Using the records that follow, copy every line containing the word "below".
◇ ◇ ◇ ◇
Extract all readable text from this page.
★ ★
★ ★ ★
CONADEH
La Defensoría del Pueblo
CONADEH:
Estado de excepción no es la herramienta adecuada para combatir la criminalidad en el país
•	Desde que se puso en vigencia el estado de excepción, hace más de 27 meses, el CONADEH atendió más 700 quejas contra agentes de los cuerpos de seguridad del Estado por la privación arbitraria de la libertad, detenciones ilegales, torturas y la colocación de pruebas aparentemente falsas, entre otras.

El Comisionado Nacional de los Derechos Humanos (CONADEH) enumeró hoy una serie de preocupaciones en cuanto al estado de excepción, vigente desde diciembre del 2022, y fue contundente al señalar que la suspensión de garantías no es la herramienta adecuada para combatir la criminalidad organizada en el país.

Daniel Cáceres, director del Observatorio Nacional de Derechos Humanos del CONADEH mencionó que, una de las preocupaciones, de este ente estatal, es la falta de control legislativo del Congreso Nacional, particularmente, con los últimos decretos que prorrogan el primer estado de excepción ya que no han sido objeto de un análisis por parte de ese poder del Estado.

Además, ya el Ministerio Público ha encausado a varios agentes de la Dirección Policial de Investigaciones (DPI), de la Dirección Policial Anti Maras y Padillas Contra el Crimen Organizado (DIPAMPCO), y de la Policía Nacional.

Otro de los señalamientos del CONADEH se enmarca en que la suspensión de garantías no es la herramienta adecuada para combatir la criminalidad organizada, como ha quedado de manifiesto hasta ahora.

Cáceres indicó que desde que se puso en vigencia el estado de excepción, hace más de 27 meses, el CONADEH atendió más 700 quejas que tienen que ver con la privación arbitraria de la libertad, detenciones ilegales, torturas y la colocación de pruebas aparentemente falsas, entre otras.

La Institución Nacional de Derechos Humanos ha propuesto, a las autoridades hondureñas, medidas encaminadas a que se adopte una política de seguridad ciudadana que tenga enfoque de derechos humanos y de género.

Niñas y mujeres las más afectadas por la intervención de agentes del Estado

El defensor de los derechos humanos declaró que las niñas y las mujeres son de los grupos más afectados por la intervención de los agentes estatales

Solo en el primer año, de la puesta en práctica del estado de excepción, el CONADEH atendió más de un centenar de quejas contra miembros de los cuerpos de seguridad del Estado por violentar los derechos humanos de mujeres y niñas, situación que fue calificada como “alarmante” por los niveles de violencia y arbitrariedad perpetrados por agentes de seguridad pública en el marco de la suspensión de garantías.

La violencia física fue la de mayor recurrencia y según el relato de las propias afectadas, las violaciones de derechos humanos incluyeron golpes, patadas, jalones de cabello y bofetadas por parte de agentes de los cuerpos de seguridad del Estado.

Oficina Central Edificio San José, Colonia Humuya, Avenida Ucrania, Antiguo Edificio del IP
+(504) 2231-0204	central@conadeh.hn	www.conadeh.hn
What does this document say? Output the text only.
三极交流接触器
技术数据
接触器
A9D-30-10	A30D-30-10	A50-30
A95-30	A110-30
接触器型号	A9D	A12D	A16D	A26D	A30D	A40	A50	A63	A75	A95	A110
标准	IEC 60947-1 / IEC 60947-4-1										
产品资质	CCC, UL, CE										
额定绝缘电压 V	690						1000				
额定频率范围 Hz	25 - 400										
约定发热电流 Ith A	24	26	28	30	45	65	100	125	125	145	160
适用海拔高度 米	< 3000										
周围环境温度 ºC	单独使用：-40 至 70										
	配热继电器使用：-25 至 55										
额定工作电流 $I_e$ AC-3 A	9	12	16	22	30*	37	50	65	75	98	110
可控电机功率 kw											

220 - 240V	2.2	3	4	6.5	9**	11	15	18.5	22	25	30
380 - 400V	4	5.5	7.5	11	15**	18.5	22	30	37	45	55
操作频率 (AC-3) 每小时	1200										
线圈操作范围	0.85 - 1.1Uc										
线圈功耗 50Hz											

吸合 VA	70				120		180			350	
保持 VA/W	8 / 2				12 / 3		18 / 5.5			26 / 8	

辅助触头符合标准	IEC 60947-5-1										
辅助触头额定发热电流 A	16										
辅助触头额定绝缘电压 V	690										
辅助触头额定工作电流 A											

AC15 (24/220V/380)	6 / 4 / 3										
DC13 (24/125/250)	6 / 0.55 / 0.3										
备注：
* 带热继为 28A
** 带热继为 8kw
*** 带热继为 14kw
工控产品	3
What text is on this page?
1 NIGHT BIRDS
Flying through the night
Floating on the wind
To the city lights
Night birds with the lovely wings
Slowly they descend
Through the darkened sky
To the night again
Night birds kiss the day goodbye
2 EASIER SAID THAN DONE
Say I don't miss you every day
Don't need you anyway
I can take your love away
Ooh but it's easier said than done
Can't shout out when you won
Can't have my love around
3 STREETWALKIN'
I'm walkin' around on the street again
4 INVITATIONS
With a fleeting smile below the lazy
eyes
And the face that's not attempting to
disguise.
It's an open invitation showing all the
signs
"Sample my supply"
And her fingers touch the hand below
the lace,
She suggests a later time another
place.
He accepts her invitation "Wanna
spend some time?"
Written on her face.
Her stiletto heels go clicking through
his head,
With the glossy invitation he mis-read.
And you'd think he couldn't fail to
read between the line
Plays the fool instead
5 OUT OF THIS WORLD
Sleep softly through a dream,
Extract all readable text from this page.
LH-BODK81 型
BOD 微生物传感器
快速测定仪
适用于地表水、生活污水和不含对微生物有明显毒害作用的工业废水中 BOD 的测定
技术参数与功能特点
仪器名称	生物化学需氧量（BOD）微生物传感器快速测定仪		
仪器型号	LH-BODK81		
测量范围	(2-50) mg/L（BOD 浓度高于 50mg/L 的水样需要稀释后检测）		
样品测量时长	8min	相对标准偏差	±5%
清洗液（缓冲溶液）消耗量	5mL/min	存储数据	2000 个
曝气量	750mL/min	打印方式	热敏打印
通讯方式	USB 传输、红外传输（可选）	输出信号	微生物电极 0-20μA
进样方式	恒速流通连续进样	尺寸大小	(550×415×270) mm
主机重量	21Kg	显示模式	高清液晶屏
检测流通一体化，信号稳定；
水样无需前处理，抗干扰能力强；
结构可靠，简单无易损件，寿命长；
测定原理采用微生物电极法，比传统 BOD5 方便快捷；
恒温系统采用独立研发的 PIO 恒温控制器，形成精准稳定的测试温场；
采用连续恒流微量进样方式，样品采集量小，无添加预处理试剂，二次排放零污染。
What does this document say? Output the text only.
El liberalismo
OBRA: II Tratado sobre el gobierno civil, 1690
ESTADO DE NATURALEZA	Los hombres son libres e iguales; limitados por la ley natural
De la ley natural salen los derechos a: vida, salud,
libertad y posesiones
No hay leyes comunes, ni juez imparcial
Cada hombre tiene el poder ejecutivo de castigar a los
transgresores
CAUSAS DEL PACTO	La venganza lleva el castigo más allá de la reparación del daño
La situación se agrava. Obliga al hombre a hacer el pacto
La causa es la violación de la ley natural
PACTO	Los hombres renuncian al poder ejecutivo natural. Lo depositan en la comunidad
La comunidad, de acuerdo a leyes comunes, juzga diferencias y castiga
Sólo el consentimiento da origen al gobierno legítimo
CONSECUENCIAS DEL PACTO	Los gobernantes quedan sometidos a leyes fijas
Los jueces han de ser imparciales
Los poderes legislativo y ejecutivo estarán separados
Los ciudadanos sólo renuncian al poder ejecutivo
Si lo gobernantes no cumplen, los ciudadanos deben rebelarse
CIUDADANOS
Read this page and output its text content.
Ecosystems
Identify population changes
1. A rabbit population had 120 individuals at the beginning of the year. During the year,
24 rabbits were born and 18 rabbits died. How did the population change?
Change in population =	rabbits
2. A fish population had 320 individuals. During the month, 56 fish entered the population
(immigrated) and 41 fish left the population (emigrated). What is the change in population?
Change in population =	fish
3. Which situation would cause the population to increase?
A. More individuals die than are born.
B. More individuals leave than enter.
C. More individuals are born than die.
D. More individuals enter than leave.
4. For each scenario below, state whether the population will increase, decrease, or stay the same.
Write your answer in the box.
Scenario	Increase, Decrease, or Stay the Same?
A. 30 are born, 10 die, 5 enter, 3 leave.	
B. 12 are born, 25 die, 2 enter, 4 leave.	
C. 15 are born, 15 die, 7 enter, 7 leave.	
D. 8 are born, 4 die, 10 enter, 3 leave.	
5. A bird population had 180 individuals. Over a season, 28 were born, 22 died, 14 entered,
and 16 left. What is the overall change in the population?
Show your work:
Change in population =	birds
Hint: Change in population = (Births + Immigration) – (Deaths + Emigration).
◇ ◇ ◇ ◇
## SOLUTION FOR THIS EXERCISE
With a fleeting smile below the lazy
And her fingers touch the hand below
4. For each scenario below, state whether the population will increase, decrease, or stay the same.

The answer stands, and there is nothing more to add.